_THE TASK_
All of the data should be output character for character, except the pictures.

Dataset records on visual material

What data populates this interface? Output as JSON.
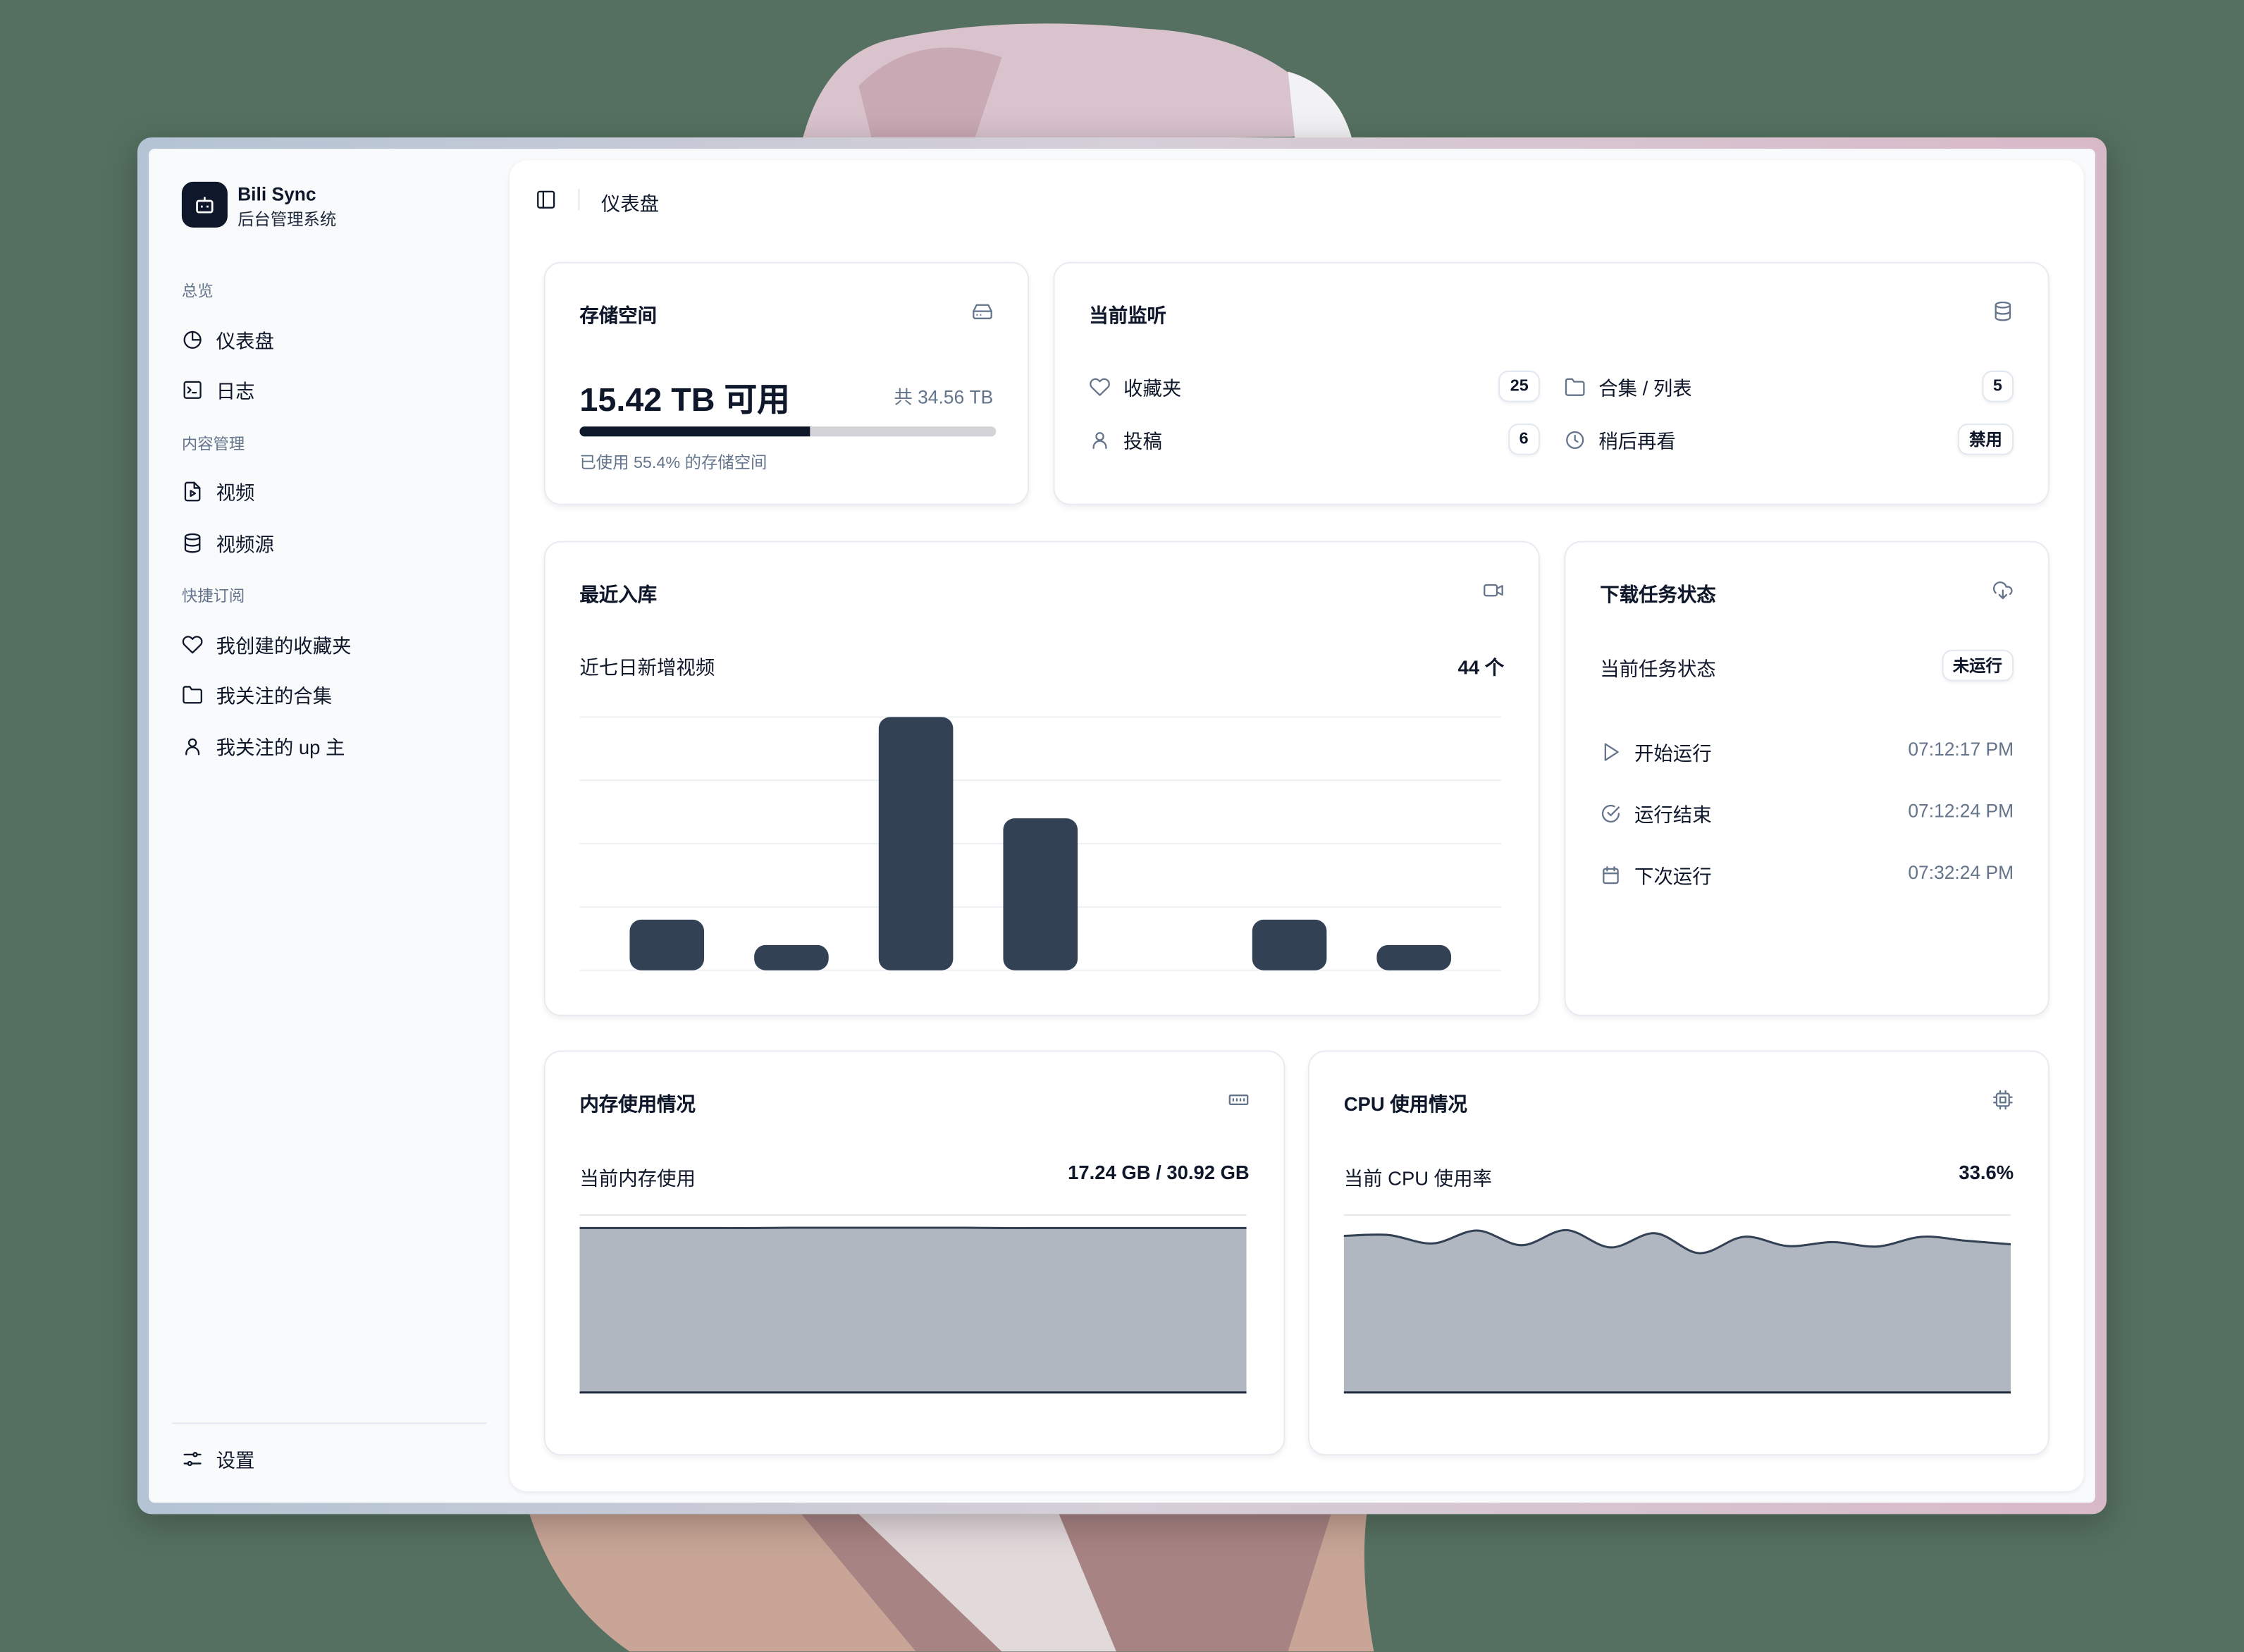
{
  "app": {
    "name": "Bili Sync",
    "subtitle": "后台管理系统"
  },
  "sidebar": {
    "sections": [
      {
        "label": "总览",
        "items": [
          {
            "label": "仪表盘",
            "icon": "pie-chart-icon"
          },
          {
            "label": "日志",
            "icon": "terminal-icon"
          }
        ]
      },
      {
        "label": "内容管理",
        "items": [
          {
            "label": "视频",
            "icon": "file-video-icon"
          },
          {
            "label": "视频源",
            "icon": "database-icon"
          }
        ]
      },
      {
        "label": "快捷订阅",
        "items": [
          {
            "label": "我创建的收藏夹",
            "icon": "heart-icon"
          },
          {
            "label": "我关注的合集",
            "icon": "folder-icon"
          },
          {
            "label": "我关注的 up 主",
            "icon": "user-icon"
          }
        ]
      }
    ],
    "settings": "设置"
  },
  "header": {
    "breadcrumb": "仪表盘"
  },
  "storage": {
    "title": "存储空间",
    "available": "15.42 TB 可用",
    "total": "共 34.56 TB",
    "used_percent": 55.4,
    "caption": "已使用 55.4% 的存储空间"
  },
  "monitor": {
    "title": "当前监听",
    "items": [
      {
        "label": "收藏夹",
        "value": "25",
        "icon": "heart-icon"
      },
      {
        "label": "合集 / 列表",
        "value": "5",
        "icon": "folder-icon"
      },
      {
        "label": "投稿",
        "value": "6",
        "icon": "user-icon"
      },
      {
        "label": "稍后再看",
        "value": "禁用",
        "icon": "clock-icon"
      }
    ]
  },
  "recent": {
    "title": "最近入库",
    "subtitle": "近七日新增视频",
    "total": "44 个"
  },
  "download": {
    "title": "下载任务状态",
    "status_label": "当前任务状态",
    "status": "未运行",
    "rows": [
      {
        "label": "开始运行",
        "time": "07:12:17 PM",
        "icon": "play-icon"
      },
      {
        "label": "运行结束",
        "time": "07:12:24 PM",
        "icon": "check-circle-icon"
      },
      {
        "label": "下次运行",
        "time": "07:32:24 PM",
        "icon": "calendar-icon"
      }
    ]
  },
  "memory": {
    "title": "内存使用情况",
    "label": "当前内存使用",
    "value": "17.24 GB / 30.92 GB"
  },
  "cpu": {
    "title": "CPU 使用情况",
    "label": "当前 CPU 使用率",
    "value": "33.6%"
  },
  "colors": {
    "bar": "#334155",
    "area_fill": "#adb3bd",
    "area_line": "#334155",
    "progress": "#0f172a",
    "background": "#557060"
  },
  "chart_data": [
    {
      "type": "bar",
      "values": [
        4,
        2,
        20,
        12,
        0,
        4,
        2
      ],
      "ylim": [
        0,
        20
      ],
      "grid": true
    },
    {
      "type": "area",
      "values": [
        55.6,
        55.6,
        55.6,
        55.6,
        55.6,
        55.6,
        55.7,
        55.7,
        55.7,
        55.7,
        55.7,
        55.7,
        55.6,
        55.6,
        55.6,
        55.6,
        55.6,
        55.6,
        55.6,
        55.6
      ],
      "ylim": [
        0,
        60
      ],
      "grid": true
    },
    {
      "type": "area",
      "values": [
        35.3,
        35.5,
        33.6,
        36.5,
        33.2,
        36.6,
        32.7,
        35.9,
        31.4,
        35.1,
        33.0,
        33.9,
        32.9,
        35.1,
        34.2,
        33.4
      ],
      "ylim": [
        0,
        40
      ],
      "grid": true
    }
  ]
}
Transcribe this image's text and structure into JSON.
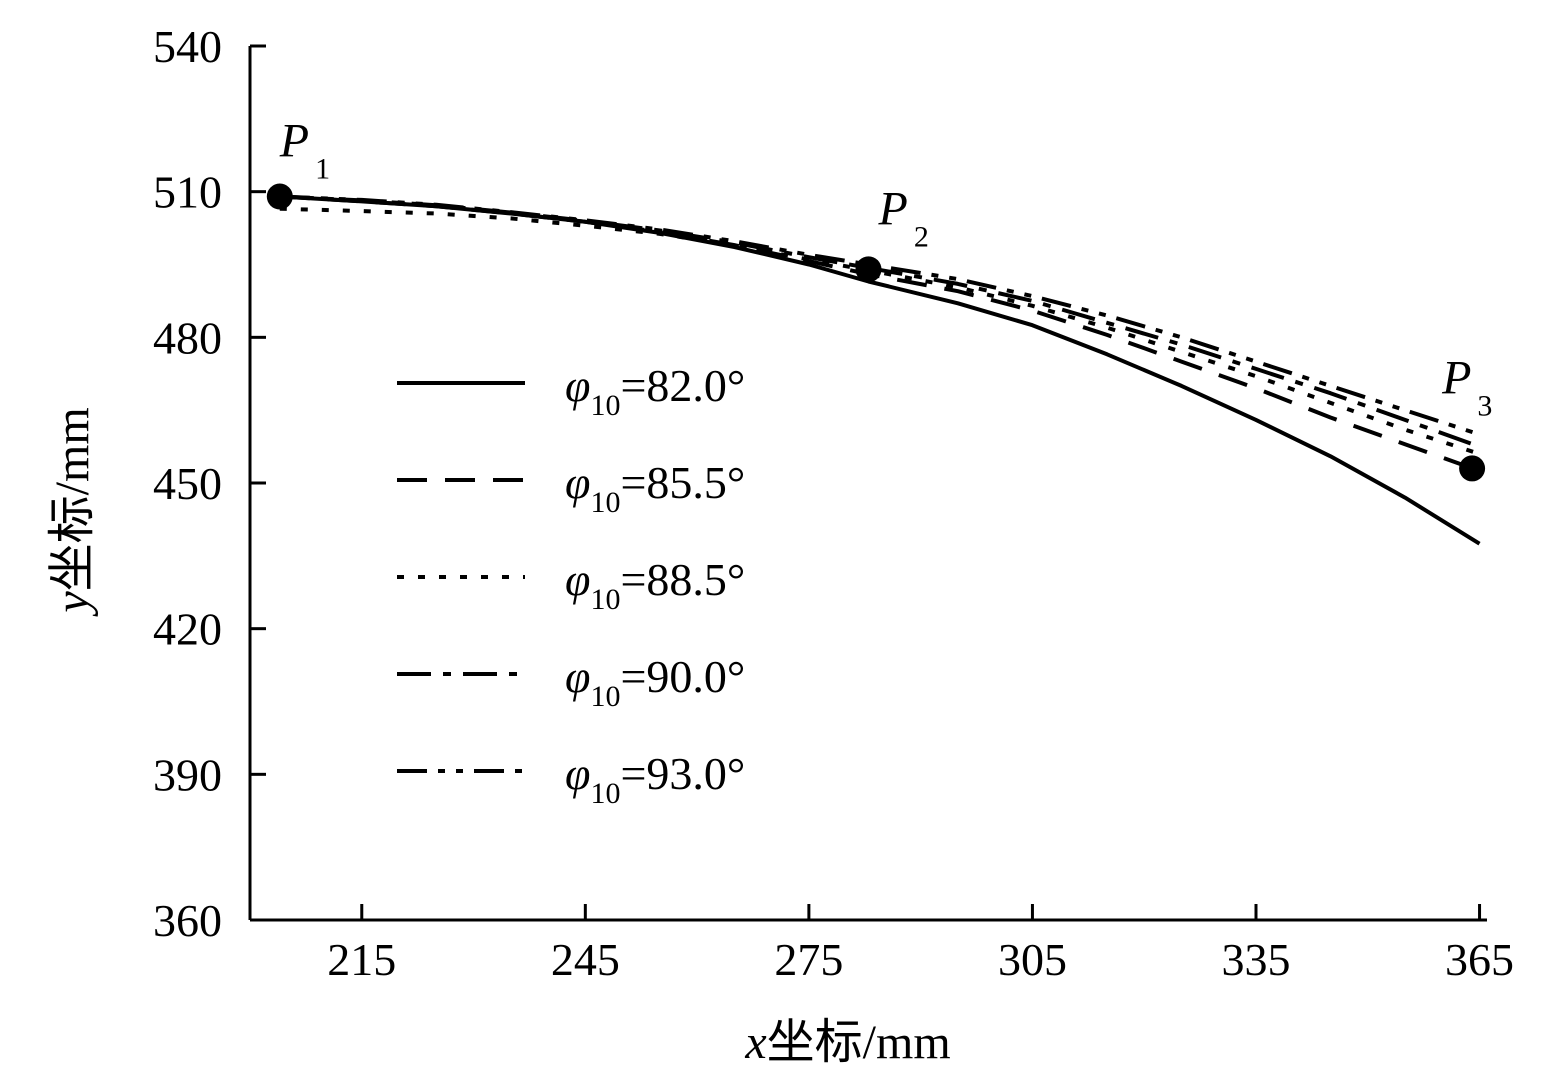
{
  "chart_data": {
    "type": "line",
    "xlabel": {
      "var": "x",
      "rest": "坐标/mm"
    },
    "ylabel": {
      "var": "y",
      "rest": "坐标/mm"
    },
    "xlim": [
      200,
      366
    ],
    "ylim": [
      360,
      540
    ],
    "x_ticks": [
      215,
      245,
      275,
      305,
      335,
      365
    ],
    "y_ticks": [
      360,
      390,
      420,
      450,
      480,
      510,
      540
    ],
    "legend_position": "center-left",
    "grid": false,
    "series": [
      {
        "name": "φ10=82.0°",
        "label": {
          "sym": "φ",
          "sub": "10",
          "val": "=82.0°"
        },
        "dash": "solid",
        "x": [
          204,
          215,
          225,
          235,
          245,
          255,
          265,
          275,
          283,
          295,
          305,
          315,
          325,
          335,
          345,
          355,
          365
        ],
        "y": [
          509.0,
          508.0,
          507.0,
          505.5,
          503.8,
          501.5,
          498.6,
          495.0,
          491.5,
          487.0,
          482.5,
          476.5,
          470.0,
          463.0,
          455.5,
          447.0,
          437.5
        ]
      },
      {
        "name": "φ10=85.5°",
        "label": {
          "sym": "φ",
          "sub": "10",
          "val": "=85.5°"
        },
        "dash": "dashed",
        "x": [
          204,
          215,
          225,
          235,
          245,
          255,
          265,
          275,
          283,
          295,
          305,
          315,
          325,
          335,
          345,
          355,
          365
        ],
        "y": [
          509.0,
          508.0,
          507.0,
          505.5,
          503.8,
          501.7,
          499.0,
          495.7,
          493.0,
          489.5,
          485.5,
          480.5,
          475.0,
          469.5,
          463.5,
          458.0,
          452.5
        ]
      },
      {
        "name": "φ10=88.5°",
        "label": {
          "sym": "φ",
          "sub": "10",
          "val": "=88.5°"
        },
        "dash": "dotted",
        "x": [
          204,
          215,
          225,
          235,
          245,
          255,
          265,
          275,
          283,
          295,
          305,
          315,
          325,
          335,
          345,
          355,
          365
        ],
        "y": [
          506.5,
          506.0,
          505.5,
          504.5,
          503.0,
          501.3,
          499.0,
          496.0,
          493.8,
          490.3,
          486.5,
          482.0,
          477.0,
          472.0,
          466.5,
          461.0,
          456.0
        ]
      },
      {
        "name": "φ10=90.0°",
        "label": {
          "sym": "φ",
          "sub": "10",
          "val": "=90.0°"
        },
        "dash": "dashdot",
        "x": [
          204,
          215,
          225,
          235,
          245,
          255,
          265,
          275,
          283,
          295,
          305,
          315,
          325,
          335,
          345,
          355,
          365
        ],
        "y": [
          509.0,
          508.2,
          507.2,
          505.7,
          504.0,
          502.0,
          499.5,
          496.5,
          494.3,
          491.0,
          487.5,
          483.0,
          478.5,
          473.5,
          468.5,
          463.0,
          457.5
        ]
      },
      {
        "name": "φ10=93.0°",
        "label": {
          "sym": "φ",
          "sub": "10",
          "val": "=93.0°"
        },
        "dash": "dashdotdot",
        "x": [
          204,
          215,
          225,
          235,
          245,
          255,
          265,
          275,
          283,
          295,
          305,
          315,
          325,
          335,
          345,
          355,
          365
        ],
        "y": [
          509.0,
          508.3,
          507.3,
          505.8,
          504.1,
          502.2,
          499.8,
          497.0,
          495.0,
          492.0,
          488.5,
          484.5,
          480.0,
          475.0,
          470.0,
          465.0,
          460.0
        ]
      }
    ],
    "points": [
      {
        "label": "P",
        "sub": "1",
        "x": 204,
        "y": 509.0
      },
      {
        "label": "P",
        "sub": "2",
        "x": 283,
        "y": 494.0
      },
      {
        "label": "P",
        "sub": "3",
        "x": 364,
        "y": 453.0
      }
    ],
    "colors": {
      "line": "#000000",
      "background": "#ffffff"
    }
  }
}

_OUTPUT FOR THIS TASK_
What data populates this interface? Output as JSON.
{
  "app": {
    "name": "Bili Sync",
    "subtitle": "后台管理系统"
  },
  "sidebar": {
    "sections": [
      {
        "label": "总览",
        "items": [
          {
            "label": "仪表盘",
            "icon": "pie-chart-icon"
          },
          {
            "label": "日志",
            "icon": "terminal-icon"
          }
        ]
      },
      {
        "label": "内容管理",
        "items": [
          {
            "label": "视频",
            "icon": "file-video-icon"
          },
          {
            "label": "视频源",
            "icon": "database-icon"
          }
        ]
      },
      {
        "label": "快捷订阅",
        "items": [
          {
            "label": "我创建的收藏夹",
            "icon": "heart-icon"
          },
          {
            "label": "我关注的合集",
            "icon": "folder-icon"
          },
          {
            "label": "我关注的 up 主",
            "icon": "user-icon"
          }
        ]
      }
    ],
    "settings": "设置"
  },
  "header": {
    "breadcrumb": "仪表盘"
  },
  "storage": {
    "title": "存储空间",
    "available": "15.42 TB 可用",
    "total": "共 34.56 TB",
    "used_percent": 55.4,
    "caption": "已使用 55.4% 的存储空间"
  },
  "monitor": {
    "title": "当前监听",
    "items": [
      {
        "label": "收藏夹",
        "value": "25",
        "icon": "heart-icon"
      },
      {
        "label": "合集 / 列表",
        "value": "5",
        "icon": "folder-icon"
      },
      {
        "label": "投稿",
        "value": "6",
        "icon": "user-icon"
      },
      {
        "label": "稍后再看",
        "value": "禁用",
        "icon": "clock-icon"
      }
    ]
  },
  "recent": {
    "title": "最近入库",
    "subtitle": "近七日新增视频",
    "total": "44 个"
  },
  "download": {
    "title": "下载任务状态",
    "status_label": "当前任务状态",
    "status": "未运行",
    "rows": [
      {
        "label": "开始运行",
        "time": "07:12:17 PM",
        "icon": "play-icon"
      },
      {
        "label": "运行结束",
        "time": "07:12:24 PM",
        "icon": "check-circle-icon"
      },
      {
        "label": "下次运行",
        "time": "07:32:24 PM",
        "icon": "calendar-icon"
      }
    ]
  },
  "memory": {
    "title": "内存使用情况",
    "label": "当前内存使用",
    "value": "17.24 GB / 30.92 GB"
  },
  "cpu": {
    "title": "CPU 使用情况",
    "label": "当前 CPU 使用率",
    "value": "33.6%"
  },
  "colors": {
    "bar": "#334155",
    "area_fill": "#adb3bd",
    "area_line": "#334155",
    "progress": "#0f172a",
    "background": "#557060"
  },
  "chart_data": [
    {
      "type": "bar",
      "values": [
        4,
        2,
        20,
        12,
        0,
        4,
        2
      ],
      "ylim": [
        0,
        20
      ],
      "grid": true
    },
    {
      "type": "area",
      "values": [
        55.6,
        55.6,
        55.6,
        55.6,
        55.6,
        55.6,
        55.7,
        55.7,
        55.7,
        55.7,
        55.7,
        55.7,
        55.6,
        55.6,
        55.6,
        55.6,
        55.6,
        55.6,
        55.6,
        55.6
      ],
      "ylim": [
        0,
        60
      ],
      "grid": true
    },
    {
      "type": "area",
      "values": [
        35.3,
        35.5,
        33.6,
        36.5,
        33.2,
        36.6,
        32.7,
        35.9,
        31.4,
        35.1,
        33.0,
        33.9,
        32.9,
        35.1,
        34.2,
        33.4
      ],
      "ylim": [
        0,
        40
      ],
      "grid": true
    }
  ]
}
Transcribe this image's text and structure into JSON.
{
  "chart_data": {
    "type": "line",
    "xlabel": {
      "var": "x",
      "rest": "坐标/mm"
    },
    "ylabel": {
      "var": "y",
      "rest": "坐标/mm"
    },
    "xlim": [
      200,
      366
    ],
    "ylim": [
      360,
      540
    ],
    "x_ticks": [
      215,
      245,
      275,
      305,
      335,
      365
    ],
    "y_ticks": [
      360,
      390,
      420,
      450,
      480,
      510,
      540
    ],
    "legend_position": "center-left",
    "grid": false,
    "series": [
      {
        "name": "φ10=82.0°",
        "label": {
          "sym": "φ",
          "sub": "10",
          "val": "=82.0°"
        },
        "dash": "solid",
        "x": [
          204,
          215,
          225,
          235,
          245,
          255,
          265,
          275,
          283,
          295,
          305,
          315,
          325,
          335,
          345,
          355,
          365
        ],
        "y": [
          509.0,
          508.0,
          507.0,
          505.5,
          503.8,
          501.5,
          498.6,
          495.0,
          491.5,
          487.0,
          482.5,
          476.5,
          470.0,
          463.0,
          455.5,
          447.0,
          437.5
        ]
      },
      {
        "name": "φ10=85.5°",
        "label": {
          "sym": "φ",
          "sub": "10",
          "val": "=85.5°"
        },
        "dash": "dashed",
        "x": [
          204,
          215,
          225,
          235,
          245,
          255,
          265,
          275,
          283,
          295,
          305,
          315,
          325,
          335,
          345,
          355,
          365
        ],
        "y": [
          509.0,
          508.0,
          507.0,
          505.5,
          503.8,
          501.7,
          499.0,
          495.7,
          493.0,
          489.5,
          485.5,
          480.5,
          475.0,
          469.5,
          463.5,
          458.0,
          452.5
        ]
      },
      {
        "name": "φ10=88.5°",
        "label": {
          "sym": "φ",
          "sub": "10",
          "val": "=88.5°"
        },
        "dash": "dotted",
        "x": [
          204,
          215,
          225,
          235,
          245,
          255,
          265,
          275,
          283,
          295,
          305,
          315,
          325,
          335,
          345,
          355,
          365
        ],
        "y": [
          506.5,
          506.0,
          505.5,
          504.5,
          503.0,
          501.3,
          499.0,
          496.0,
          493.8,
          490.3,
          486.5,
          482.0,
          477.0,
          472.0,
          466.5,
          461.0,
          456.0
        ]
      },
      {
        "name": "φ10=90.0°",
        "label": {
          "sym": "φ",
          "sub": "10",
          "val": "=90.0°"
        },
        "dash": "dashdot",
        "x": [
          204,
          215,
          225,
          235,
          245,
          255,
          265,
          275,
          283,
          295,
          305,
          315,
          325,
          335,
          345,
          355,
          365
        ],
        "y": [
          509.0,
          508.2,
          507.2,
          505.7,
          504.0,
          502.0,
          499.5,
          496.5,
          494.3,
          491.0,
          487.5,
          483.0,
          478.5,
          473.5,
          468.5,
          463.0,
          457.5
        ]
      },
      {
        "name": "φ10=93.0°",
        "label": {
          "sym": "φ",
          "sub": "10",
          "val": "=93.0°"
        },
        "dash": "dashdotdot",
        "x": [
          204,
          215,
          225,
          235,
          245,
          255,
          265,
          275,
          283,
          295,
          305,
          315,
          325,
          335,
          345,
          355,
          365
        ],
        "y": [
          509.0,
          508.3,
          507.3,
          505.8,
          504.1,
          502.2,
          499.8,
          497.0,
          495.0,
          492.0,
          488.5,
          484.5,
          480.0,
          475.0,
          470.0,
          465.0,
          460.0
        ]
      }
    ],
    "points": [
      {
        "label": "P",
        "sub": "1",
        "x": 204,
        "y": 509.0
      },
      {
        "label": "P",
        "sub": "2",
        "x": 283,
        "y": 494.0
      },
      {
        "label": "P",
        "sub": "3",
        "x": 364,
        "y": 453.0
      }
    ],
    "colors": {
      "line": "#000000",
      "background": "#ffffff"
    }
  }
}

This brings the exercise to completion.